**Exercise brief**
List the lines of this listing that hold the word "purchased".

**Records to process**
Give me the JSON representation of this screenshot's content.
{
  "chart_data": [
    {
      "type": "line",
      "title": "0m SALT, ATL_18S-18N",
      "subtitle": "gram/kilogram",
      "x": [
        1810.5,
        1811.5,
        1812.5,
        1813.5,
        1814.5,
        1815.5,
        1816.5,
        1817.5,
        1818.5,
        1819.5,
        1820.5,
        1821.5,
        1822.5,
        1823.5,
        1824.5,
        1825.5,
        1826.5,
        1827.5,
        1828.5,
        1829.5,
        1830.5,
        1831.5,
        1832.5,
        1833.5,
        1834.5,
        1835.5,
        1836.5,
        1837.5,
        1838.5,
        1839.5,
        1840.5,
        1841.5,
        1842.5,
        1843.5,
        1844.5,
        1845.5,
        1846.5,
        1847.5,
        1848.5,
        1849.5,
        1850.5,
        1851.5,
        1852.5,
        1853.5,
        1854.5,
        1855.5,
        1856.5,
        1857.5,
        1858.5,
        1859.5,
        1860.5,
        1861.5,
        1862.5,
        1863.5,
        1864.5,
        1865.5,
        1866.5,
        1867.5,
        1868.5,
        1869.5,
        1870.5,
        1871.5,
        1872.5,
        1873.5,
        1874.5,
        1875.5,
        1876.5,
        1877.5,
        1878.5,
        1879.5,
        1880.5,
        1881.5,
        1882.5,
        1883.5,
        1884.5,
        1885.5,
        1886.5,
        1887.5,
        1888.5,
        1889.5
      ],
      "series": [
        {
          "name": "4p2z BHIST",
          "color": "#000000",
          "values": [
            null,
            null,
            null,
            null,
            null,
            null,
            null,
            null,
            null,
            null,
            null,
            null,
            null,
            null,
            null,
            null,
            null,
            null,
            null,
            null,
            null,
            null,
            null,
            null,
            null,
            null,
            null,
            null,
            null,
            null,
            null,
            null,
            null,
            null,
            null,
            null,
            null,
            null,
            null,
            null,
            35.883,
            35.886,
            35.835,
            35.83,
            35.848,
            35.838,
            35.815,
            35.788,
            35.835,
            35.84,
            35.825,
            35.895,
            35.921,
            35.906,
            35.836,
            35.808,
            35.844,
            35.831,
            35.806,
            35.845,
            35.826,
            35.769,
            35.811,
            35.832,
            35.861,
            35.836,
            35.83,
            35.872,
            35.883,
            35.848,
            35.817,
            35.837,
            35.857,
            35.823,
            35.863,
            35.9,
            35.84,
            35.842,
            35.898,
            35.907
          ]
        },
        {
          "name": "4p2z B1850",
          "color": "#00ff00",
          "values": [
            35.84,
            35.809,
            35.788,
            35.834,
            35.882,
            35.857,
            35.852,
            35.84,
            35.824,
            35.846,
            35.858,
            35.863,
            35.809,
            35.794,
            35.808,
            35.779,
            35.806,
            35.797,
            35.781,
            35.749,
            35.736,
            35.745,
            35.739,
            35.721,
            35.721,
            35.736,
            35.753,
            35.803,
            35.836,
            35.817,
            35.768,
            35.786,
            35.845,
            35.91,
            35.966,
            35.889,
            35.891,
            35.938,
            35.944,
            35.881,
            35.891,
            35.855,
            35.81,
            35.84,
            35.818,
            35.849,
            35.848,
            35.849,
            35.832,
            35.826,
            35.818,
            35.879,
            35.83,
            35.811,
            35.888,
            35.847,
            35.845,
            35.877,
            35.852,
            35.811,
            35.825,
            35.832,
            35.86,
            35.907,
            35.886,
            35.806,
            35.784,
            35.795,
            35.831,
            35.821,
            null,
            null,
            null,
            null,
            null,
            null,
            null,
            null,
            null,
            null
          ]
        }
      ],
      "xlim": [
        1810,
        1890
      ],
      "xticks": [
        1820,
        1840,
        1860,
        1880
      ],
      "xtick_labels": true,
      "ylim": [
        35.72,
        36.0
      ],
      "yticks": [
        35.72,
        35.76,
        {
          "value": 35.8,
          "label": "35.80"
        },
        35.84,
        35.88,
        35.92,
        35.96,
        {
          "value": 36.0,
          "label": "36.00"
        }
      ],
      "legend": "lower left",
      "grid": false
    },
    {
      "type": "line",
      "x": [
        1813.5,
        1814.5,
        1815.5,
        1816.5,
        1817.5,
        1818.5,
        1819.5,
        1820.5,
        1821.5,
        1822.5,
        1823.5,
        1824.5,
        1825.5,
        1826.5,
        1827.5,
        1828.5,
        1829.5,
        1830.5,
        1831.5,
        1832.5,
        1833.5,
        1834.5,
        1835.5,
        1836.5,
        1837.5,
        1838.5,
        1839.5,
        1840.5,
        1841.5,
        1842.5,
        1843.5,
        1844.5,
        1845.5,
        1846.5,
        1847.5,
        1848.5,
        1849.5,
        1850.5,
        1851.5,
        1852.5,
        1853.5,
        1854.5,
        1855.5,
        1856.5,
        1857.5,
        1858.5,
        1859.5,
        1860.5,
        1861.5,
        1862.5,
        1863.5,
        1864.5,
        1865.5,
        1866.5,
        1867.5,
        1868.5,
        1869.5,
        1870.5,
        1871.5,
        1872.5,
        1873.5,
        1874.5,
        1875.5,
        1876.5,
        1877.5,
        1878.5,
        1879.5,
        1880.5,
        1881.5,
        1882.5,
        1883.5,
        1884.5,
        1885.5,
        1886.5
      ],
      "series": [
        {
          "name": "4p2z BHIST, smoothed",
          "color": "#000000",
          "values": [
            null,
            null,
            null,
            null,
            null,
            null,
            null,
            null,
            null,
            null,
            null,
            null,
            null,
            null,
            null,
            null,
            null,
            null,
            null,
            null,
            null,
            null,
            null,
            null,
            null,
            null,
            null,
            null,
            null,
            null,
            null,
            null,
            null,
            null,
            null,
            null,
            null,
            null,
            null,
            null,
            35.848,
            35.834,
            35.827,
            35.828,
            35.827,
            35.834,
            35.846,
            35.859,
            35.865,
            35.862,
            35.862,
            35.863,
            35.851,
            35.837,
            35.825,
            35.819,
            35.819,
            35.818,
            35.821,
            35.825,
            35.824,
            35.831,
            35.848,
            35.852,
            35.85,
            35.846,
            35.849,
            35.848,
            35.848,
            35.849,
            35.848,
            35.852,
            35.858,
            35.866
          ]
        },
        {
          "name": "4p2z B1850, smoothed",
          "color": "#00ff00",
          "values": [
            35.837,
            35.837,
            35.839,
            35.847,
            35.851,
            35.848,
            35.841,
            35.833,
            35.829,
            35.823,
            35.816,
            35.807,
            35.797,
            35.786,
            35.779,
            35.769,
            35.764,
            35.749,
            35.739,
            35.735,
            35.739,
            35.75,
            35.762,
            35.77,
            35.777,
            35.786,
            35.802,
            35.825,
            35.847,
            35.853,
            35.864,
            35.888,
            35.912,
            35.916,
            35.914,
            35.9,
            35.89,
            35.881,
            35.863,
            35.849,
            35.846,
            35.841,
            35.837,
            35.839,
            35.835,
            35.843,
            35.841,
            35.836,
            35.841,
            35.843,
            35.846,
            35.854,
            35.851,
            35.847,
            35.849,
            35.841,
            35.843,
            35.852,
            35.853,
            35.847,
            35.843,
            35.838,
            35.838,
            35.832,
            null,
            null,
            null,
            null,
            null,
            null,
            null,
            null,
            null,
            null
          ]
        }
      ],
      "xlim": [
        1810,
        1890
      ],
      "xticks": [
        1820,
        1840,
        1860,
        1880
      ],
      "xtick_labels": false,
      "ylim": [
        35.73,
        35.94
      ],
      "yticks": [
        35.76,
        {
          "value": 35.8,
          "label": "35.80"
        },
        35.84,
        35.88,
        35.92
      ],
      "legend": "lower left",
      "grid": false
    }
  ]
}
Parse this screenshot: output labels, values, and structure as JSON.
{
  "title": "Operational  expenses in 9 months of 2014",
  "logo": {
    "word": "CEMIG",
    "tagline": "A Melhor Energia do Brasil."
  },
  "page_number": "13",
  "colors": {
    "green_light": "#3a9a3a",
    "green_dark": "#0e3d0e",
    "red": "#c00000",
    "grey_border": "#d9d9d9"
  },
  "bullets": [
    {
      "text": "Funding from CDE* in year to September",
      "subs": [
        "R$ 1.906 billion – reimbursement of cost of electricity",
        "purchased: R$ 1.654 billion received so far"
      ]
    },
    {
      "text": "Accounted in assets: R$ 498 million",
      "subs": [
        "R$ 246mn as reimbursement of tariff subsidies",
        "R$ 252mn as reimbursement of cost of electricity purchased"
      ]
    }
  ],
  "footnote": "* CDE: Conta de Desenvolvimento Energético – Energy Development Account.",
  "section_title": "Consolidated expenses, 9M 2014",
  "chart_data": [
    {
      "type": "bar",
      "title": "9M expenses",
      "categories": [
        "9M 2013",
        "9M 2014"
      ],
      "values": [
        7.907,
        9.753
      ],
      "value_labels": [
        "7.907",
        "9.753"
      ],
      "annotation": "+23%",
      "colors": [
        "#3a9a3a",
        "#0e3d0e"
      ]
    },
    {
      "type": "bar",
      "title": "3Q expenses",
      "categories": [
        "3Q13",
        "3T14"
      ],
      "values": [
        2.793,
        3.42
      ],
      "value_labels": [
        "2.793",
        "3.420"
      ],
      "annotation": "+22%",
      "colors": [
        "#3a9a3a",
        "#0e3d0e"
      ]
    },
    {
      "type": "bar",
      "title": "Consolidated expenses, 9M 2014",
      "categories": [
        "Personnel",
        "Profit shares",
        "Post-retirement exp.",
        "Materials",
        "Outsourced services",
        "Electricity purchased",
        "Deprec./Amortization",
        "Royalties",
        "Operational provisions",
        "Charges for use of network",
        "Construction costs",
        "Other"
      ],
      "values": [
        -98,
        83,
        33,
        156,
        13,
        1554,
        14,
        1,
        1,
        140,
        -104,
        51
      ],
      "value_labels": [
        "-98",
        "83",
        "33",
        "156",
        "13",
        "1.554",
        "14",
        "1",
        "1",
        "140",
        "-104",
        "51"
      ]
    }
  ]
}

**Task result**
        "purchased: R$ 1.654 billion received so far"
        "R$ 252mn as reimbursement of cost of electricity purchased"
        "Electricity purchased",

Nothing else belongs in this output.